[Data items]

·····

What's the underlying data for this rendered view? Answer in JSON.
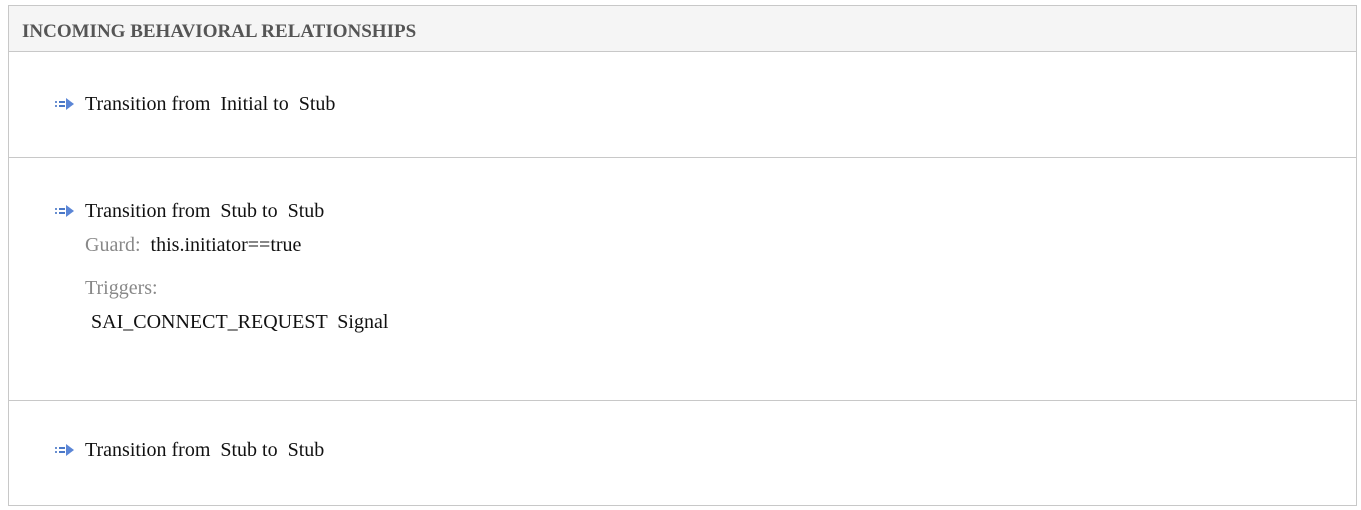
{
  "section_title": "INCOMING BEHAVIORAL RELATIONSHIPS",
  "relationships": [
    {
      "icon": "transition-arrow-icon",
      "text": "Transition from  Initial to  Stub"
    },
    {
      "icon": "transition-arrow-icon",
      "text": "Transition from  Stub to  Stub",
      "guard_label": "Guard:",
      "guard_value": "this.initiator==true",
      "triggers_label": "Triggers:",
      "trigger": "SAI_CONNECT_REQUEST  Signal"
    },
    {
      "icon": "transition-arrow-icon",
      "text": "Transition from  Stub to  Stub"
    }
  ],
  "colors": {
    "icon": "#4a78c8",
    "label": "#888888",
    "border": "#c8c8c8"
  }
}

·····

Given exercise. Scan the lines for the string "Stub". Copy out each line that matches.

Output of the task.
      "text": "Transition from  Initial to  Stub"
      "text": "Transition from  Stub to  Stub",
      "text": "Transition from  Stub to  Stub"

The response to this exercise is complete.